Collected data:
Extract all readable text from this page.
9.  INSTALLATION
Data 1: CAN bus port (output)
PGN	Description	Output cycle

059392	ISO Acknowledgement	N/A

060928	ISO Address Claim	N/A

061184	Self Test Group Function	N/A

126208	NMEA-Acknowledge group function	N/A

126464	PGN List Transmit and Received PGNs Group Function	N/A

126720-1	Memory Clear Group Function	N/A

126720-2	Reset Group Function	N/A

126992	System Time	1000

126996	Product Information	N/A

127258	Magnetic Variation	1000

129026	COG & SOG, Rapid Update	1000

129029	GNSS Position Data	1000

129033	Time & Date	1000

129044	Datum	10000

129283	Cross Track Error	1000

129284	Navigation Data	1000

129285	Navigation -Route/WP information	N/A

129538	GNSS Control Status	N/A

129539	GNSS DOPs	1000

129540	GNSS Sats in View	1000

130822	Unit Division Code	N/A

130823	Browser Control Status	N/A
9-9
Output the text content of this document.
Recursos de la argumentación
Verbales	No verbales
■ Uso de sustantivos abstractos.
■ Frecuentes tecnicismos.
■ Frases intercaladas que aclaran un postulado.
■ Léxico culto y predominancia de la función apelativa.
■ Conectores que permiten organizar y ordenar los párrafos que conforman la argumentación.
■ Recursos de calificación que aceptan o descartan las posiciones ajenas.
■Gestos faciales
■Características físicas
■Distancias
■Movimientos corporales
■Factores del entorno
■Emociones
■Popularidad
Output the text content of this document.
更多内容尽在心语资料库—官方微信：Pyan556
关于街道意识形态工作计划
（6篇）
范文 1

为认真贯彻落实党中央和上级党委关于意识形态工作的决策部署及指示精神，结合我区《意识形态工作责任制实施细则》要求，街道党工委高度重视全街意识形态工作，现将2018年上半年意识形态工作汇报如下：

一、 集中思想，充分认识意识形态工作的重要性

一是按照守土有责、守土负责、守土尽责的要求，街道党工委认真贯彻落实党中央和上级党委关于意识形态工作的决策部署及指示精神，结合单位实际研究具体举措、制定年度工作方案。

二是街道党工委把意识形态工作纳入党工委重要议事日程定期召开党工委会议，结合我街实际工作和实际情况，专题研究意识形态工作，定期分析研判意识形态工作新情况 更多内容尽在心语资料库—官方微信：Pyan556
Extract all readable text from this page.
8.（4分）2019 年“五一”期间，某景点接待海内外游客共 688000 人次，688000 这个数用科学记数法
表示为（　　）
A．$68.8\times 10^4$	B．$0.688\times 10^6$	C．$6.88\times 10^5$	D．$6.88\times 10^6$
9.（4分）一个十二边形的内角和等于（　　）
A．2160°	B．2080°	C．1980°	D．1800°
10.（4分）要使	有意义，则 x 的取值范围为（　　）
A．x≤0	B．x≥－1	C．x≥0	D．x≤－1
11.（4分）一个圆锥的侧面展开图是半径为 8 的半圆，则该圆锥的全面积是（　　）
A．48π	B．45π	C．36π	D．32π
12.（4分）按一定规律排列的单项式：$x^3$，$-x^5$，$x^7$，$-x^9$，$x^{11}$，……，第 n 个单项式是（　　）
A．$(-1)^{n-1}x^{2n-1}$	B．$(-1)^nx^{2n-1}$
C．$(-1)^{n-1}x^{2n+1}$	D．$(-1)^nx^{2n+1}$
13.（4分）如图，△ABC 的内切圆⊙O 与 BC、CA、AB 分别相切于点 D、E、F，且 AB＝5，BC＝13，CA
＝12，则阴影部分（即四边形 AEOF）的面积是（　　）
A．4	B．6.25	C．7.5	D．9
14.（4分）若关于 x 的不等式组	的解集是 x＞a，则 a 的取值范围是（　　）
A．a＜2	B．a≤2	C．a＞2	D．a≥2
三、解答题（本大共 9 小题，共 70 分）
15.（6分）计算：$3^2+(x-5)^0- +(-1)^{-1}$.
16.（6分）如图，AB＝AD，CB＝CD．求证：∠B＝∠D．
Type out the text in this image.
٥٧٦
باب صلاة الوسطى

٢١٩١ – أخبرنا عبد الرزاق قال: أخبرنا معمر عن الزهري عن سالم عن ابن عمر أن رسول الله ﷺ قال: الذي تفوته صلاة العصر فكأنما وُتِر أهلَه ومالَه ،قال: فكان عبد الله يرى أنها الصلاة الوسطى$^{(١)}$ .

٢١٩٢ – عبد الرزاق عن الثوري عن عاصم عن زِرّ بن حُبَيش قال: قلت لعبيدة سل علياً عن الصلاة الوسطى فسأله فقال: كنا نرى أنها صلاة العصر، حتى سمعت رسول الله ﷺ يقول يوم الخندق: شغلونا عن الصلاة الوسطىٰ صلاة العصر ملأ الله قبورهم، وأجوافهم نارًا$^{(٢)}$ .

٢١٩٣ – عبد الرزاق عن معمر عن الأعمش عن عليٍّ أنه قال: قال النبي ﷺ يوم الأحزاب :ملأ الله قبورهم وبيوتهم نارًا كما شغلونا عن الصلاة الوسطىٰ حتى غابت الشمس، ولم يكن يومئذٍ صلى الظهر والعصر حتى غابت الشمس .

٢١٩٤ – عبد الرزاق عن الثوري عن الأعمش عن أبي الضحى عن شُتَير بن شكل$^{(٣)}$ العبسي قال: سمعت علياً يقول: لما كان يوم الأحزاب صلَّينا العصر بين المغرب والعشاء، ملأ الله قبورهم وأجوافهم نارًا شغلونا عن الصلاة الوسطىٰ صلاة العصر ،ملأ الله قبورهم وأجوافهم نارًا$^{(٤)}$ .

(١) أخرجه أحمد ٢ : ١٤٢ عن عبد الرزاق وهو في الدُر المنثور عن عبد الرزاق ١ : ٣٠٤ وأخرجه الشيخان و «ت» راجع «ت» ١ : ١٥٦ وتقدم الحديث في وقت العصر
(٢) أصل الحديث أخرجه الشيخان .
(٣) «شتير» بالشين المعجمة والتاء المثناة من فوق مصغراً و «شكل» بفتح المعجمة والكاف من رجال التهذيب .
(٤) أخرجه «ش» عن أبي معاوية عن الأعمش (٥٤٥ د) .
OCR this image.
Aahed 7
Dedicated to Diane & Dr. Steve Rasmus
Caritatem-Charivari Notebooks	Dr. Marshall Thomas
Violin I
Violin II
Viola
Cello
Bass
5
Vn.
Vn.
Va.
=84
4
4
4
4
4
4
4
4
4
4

**Directions for this task:** Retype the material in full, character for character.

**Exercise result:**
Extract all readable text from this page.
9.  INSTALLATION
Data 1: CAN bus port (output)
PGN	Description	Output cycle

059392	ISO Acknowledgement	N/A

060928	ISO Address Claim	N/A

061184	Self Test Group Function	N/A

126208	NMEA-Acknowledge group function	N/A

126464	PGN List Transmit and Received PGNs Group Function	N/A

126720-1	Memory Clear Group Function	N/A

126720-2	Reset Group Function	N/A

126992	System Time	1000

126996	Product Information	N/A

127258	Magnetic Variation	1000

129026	COG & SOG, Rapid Update	1000

129029	GNSS Position Data	1000

129033	Time & Date	1000

129044	Datum	10000

129283	Cross Track Error	1000

129284	Navigation Data	1000

129285	Navigation -Route/WP information	N/A

129538	GNSS Control Status	N/A

129539	GNSS DOPs	1000

129540	GNSS Sats in View	1000

130822	Unit Division Code	N/A

130823	Browser Control Status	N/A
9-9
Output the text content of this document.
Recursos de la argumentación
Verbales	No verbales
■ Uso de sustantivos abstractos.
■ Frecuentes tecnicismos.
■ Frases intercaladas que aclaran un postulado.
■ Léxico culto y predominancia de la función apelativa.
■ Conectores que permiten organizar y ordenar los párrafos que conforman la argumentación.
■ Recursos de calificación que aceptan o descartan las posiciones ajenas.
■Gestos faciales
■Características físicas
■Distancias
■Movimientos corporales
■Factores del entorno
■Emociones
■Popularidad
Output the text content of this document.
更多内容尽在心语资料库—官方微信：Pyan556
关于街道意识形态工作计划
（6篇）
范文 1

为认真贯彻落实党中央和上级党委关于意识形态工作的决策部署及指示精神，结合我区《意识形态工作责任制实施细则》要求，街道党工委高度重视全街意识形态工作，现将2018年上半年意识形态工作汇报如下：

一、 集中思想，充分认识意识形态工作的重要性

一是按照守土有责、守土负责、守土尽责的要求，街道党工委认真贯彻落实党中央和上级党委关于意识形态工作的决策部署及指示精神，结合单位实际研究具体举措、制定年度工作方案。

二是街道党工委把意识形态工作纳入党工委重要议事日程定期召开党工委会议，结合我街实际工作和实际情况，专题研究意识形态工作，定期分析研判意识形态工作新情况 更多内容尽在心语资料库—官方微信：Pyan556
Extract all readable text from this page.
8.（4分）2019 年“五一”期间，某景点接待海内外游客共 688000 人次，688000 这个数用科学记数法
表示为（　　）
A．$68.8\times 10^4$	B．$0.688\times 10^6$	C．$6.88\times 10^5$	D．$6.88\times 10^6$
9.（4分）一个十二边形的内角和等于（　　）
A．2160°	B．2080°	C．1980°	D．1800°
10.（4分）要使	有意义，则 x 的取值范围为（　　）
A．x≤0	B．x≥－1	C．x≥0	D．x≤－1
11.（4分）一个圆锥的侧面展开图是半径为 8 的半圆，则该圆锥的全面积是（　　）
A．48π	B．45π	C．36π	D．32π
12.（4分）按一定规律排列的单项式：$x^3$，$-x^5$，$x^7$，$-x^9$，$x^{11}$，……，第 n 个单项式是（　　）
A．$(-1)^{n-1}x^{2n-1}$	B．$(-1)^nx^{2n-1}$
C．$(-1)^{n-1}x^{2n+1}$	D．$(-1)^nx^{2n+1}$
13.（4分）如图，△ABC 的内切圆⊙O 与 BC、CA、AB 分别相切于点 D、E、F，且 AB＝5，BC＝13，CA
＝12，则阴影部分（即四边形 AEOF）的面积是（　　）
A．4	B．6.25	C．7.5	D．9
14.（4分）若关于 x 的不等式组	的解集是 x＞a，则 a 的取值范围是（　　）
A．a＜2	B．a≤2	C．a＞2	D．a≥2
三、解答题（本大共 9 小题，共 70 分）
15.（6分）计算：$3^2+(x-5)^0- +(-1)^{-1}$.
16.（6分）如图，AB＝AD，CB＝CD．求证：∠B＝∠D．
Type out the text in this image.
٥٧٦
باب صلاة الوسطى

٢١٩١ – أخبرنا عبد الرزاق قال: أخبرنا معمر عن الزهري عن سالم عن ابن عمر أن رسول الله ﷺ قال: الذي تفوته صلاة العصر فكأنما وُتِر أهلَه ومالَه ،قال: فكان عبد الله يرى أنها الصلاة الوسطى$^{(١)}$ .

٢١٩٢ – عبد الرزاق عن الثوري عن عاصم عن زِرّ بن حُبَيش قال: قلت لعبيدة سل علياً عن الصلاة الوسطى فسأله فقال: كنا نرى أنها صلاة العصر، حتى سمعت رسول الله ﷺ يقول يوم الخندق: شغلونا عن الصلاة الوسطىٰ صلاة العصر ملأ الله قبورهم، وأجوافهم نارًا$^{(٢)}$ .

٢١٩٣ – عبد الرزاق عن معمر عن الأعمش عن عليٍّ أنه قال: قال النبي ﷺ يوم الأحزاب :ملأ الله قبورهم وبيوتهم نارًا كما شغلونا عن الصلاة الوسطىٰ حتى غابت الشمس، ولم يكن يومئذٍ صلى الظهر والعصر حتى غابت الشمس .

٢١٩٤ – عبد الرزاق عن الثوري عن الأعمش عن أبي الضحى عن شُتَير بن شكل$^{(٣)}$ العبسي قال: سمعت علياً يقول: لما كان يوم الأحزاب صلَّينا العصر بين المغرب والعشاء، ملأ الله قبورهم وأجوافهم نارًا شغلونا عن الصلاة الوسطىٰ صلاة العصر ،ملأ الله قبورهم وأجوافهم نارًا$^{(٤)}$ .

(١) أخرجه أحمد ٢ : ١٤٢ عن عبد الرزاق وهو في الدُر المنثور عن عبد الرزاق ١ : ٣٠٤ وأخرجه الشيخان و «ت» راجع «ت» ١ : ١٥٦ وتقدم الحديث في وقت العصر
(٢) أصل الحديث أخرجه الشيخان .
(٣) «شتير» بالشين المعجمة والتاء المثناة من فوق مصغراً و «شكل» بفتح المعجمة والكاف من رجال التهذيب .
(٤) أخرجه «ش» عن أبي معاوية عن الأعمش (٥٤٥ د) .
OCR this image.
Aahed 7
Dedicated to Diane & Dr. Steve Rasmus
Caritatem-Charivari Notebooks	Dr. Marshall Thomas
Violin I
Violin II
Viola
Cello
Bass
5
Vn.
Vn.
Va.
=84
4
4
4
4
4
4
4
4
4
4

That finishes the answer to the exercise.